Aim - How many of the lines that follow contain the word "sposób"? Give only the number.

The records -
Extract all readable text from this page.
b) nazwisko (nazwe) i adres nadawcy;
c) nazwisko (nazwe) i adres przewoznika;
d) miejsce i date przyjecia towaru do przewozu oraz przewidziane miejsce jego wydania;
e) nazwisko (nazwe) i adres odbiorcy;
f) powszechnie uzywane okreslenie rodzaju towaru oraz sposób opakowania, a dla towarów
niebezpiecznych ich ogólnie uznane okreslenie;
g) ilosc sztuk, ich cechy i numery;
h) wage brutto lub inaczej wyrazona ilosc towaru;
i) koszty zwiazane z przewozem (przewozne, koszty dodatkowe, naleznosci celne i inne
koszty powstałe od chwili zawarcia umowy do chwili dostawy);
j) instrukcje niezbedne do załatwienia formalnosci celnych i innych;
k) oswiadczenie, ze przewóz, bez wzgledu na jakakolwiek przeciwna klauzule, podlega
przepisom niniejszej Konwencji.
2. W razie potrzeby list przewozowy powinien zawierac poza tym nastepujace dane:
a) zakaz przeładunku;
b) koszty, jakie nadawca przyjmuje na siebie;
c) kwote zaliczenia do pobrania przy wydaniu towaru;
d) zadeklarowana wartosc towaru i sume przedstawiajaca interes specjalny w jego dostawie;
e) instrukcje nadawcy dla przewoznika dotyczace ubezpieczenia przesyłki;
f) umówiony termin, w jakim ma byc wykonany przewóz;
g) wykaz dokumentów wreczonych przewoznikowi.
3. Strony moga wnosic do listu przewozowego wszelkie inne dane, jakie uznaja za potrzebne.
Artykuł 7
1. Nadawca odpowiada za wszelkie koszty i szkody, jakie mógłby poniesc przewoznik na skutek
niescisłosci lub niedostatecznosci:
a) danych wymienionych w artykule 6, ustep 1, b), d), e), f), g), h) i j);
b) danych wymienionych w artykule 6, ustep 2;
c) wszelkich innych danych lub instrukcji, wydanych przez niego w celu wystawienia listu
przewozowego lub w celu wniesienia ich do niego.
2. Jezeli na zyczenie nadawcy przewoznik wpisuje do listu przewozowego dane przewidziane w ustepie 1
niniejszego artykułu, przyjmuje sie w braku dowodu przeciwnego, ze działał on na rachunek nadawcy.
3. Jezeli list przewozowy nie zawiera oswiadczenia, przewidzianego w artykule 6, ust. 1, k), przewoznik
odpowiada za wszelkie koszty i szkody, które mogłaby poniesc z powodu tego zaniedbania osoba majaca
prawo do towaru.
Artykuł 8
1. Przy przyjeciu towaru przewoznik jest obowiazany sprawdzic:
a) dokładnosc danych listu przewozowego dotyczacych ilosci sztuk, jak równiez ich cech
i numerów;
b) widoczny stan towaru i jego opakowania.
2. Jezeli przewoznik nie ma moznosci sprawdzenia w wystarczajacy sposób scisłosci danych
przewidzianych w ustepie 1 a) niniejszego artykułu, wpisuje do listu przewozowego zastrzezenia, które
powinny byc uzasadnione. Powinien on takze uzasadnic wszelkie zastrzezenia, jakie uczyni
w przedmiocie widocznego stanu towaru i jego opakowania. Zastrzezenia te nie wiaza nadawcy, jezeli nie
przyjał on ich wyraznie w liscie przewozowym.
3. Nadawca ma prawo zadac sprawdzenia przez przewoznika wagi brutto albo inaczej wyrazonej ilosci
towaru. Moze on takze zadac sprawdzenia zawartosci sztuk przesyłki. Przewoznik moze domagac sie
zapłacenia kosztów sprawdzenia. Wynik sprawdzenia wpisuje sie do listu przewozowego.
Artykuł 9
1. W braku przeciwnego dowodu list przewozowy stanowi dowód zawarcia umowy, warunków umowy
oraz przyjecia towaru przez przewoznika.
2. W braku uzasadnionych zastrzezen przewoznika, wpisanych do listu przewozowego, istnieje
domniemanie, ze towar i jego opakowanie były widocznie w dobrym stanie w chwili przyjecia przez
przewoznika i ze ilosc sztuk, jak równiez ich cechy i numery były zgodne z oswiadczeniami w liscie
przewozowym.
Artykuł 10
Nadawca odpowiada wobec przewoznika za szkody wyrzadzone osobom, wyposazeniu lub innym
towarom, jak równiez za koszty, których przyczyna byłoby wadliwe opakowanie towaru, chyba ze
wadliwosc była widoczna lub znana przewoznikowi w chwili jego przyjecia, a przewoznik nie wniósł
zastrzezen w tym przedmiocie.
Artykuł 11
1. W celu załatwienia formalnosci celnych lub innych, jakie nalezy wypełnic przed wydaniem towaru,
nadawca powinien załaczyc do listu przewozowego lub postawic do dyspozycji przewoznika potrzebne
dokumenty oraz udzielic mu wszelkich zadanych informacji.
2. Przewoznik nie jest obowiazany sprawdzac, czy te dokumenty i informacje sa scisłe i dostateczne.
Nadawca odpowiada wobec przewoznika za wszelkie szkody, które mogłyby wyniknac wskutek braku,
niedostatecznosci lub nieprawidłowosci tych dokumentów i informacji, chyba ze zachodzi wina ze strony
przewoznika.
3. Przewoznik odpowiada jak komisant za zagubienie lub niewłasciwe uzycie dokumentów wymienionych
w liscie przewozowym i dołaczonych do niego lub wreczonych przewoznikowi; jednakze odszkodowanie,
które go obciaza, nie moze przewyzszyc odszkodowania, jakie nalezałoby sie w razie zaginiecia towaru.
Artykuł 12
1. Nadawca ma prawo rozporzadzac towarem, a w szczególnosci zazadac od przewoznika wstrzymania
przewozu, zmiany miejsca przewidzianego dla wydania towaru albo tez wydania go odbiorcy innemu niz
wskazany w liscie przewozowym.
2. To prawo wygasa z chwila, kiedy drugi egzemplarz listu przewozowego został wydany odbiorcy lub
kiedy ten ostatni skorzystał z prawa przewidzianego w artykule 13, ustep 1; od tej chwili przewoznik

Solution for this problem - 2